Written problem:
Set down every record once more, exactly as given.
==== Entries provided
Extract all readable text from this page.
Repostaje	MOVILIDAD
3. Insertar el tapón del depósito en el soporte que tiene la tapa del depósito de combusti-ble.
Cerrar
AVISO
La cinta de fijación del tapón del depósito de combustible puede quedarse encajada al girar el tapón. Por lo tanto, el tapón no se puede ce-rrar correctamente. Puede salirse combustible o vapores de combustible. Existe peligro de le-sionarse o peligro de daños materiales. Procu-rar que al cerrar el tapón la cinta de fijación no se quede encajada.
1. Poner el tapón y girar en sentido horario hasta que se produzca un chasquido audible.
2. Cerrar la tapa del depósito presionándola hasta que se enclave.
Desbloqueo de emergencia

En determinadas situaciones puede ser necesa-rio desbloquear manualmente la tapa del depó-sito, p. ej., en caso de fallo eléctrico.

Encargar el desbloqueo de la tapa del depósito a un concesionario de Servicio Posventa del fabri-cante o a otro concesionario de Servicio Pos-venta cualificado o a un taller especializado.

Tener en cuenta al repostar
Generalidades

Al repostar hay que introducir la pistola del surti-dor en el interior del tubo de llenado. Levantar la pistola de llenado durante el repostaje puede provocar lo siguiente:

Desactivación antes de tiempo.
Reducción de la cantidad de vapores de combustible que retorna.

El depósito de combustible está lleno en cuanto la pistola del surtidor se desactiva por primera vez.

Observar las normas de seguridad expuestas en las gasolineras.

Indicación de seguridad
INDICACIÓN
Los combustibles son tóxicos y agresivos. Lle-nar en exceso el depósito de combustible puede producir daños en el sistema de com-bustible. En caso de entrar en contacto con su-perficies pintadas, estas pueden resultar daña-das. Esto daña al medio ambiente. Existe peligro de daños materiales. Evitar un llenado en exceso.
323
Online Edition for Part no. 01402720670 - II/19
========
Solution below:
Extract all readable text from this page.
Repostaje	MOVILIDAD
3. Insertar el tapón del depósito en el soporte que tiene la tapa del depósito de combusti-ble.
Cerrar
AVISO
La cinta de fijación del tapón del depósito de combustible puede quedarse encajada al girar el tapón. Por lo tanto, el tapón no se puede ce-rrar correctamente. Puede salirse combustible o vapores de combustible. Existe peligro de le-sionarse o peligro de daños materiales. Procu-rar que al cerrar el tapón la cinta de fijación no se quede encajada.
1. Poner el tapón y girar en sentido horario hasta que se produzca un chasquido audible.
2. Cerrar la tapa del depósito presionándola hasta que se enclave.
Desbloqueo de emergencia

En determinadas situaciones puede ser necesa-rio desbloquear manualmente la tapa del depó-sito, p. ej., en caso de fallo eléctrico.

Encargar el desbloqueo de la tapa del depósito a un concesionario de Servicio Posventa del fabri-cante o a otro concesionario de Servicio Pos-venta cualificado o a un taller especializado.

Tener en cuenta al repostar
Generalidades

Al repostar hay que introducir la pistola del surti-dor en el interior del tubo de llenado. Levantar la pistola de llenado durante el repostaje puede provocar lo siguiente:

Desactivación antes de tiempo.
Reducción de la cantidad de vapores de combustible que retorna.

El depósito de combustible está lleno en cuanto la pistola del surtidor se desactiva por primera vez.

Observar las normas de seguridad expuestas en las gasolineras.

Indicación de seguridad
INDICACIÓN
Los combustibles son tóxicos y agresivos. Lle-nar en exceso el depósito de combustible puede producir daños en el sistema de com-bustible. En caso de entrar en contacto con su-perficies pintadas, estas pueden resultar daña-das. Esto daña al medio ambiente. Existe peligro de daños materiales. Evitar un llenado en exceso.
323
Online Edition for Part no. 01402720670 - II/19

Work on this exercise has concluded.